• **Extracted data entries**:
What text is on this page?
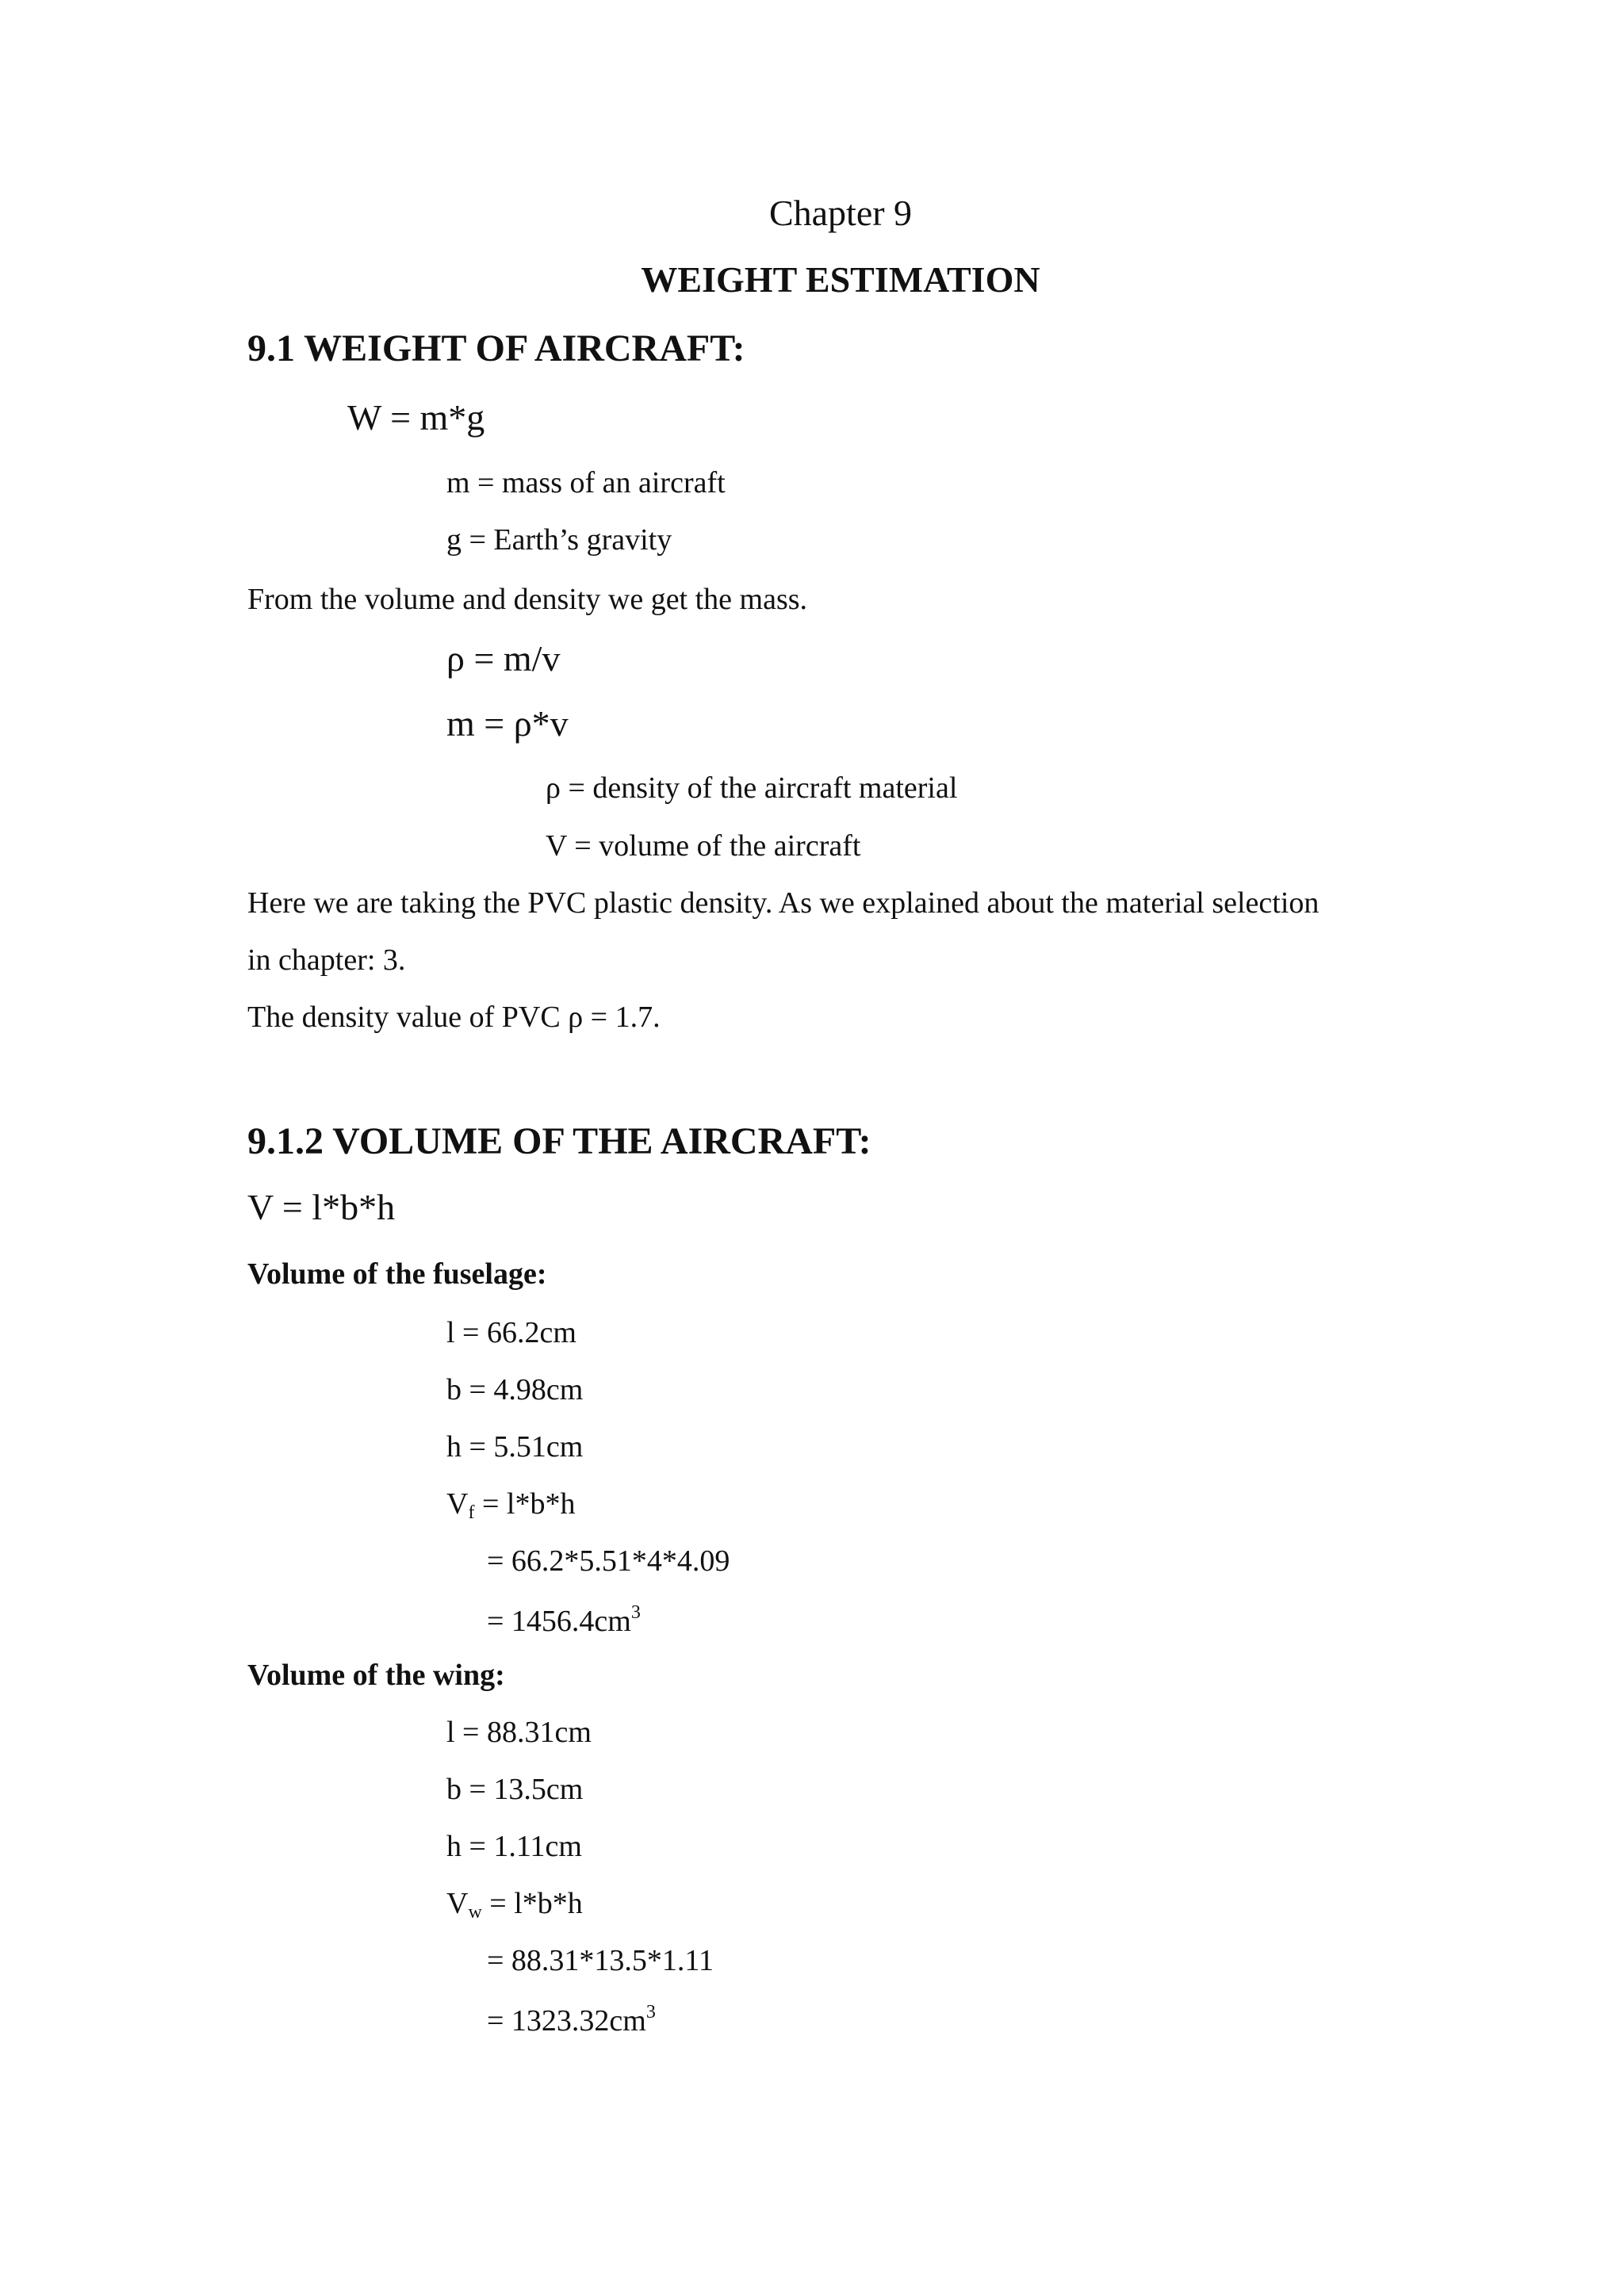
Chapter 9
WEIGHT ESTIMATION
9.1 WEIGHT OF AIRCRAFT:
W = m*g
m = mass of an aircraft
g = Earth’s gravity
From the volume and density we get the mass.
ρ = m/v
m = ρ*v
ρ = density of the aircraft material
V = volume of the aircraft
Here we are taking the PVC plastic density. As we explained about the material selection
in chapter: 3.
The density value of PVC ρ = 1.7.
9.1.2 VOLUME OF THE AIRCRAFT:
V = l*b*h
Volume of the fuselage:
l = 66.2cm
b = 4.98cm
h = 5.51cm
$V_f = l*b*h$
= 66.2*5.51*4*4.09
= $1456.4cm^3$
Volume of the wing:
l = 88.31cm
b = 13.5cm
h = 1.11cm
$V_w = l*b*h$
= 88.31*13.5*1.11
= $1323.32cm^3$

--

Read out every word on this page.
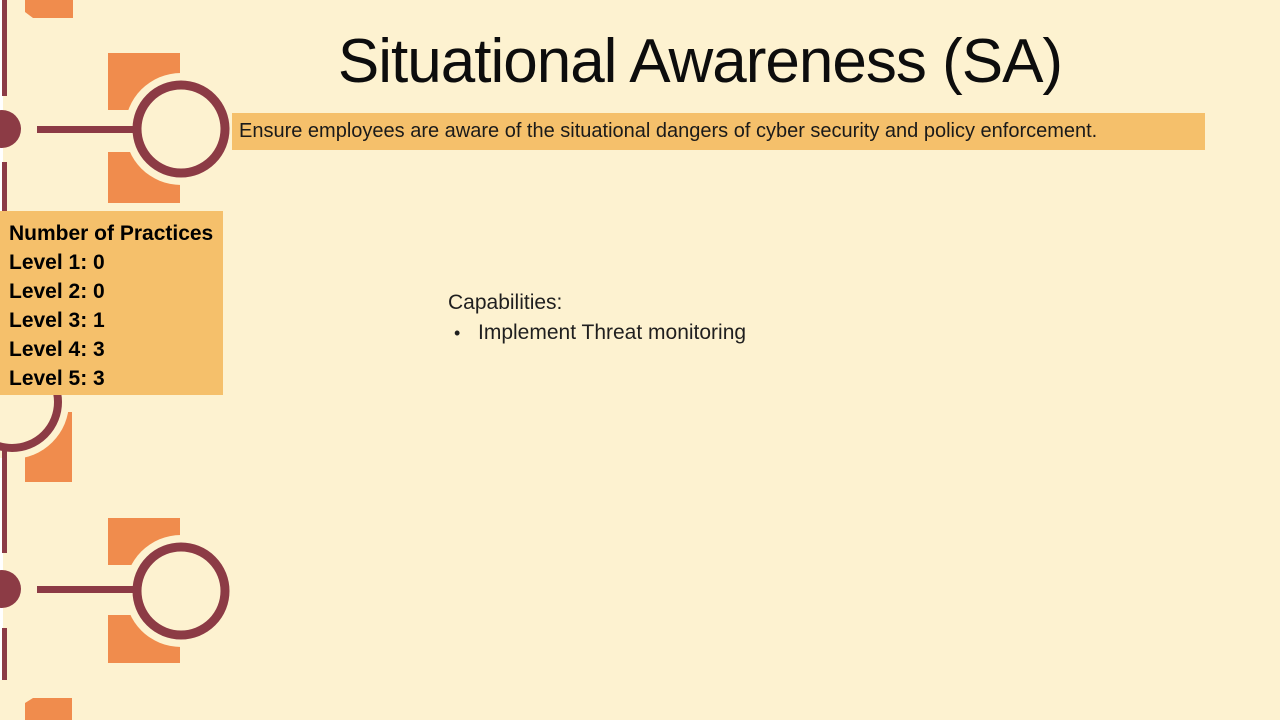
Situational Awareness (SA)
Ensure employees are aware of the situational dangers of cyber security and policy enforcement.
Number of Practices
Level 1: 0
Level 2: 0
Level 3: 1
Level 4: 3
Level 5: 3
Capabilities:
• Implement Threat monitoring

• **OBJECTIVE**: Look through the entries above and report each line where the string "mass" occurs.

• **EXERCISE RESULT**:
m = mass of an aircraft
From the volume and density we get the mass.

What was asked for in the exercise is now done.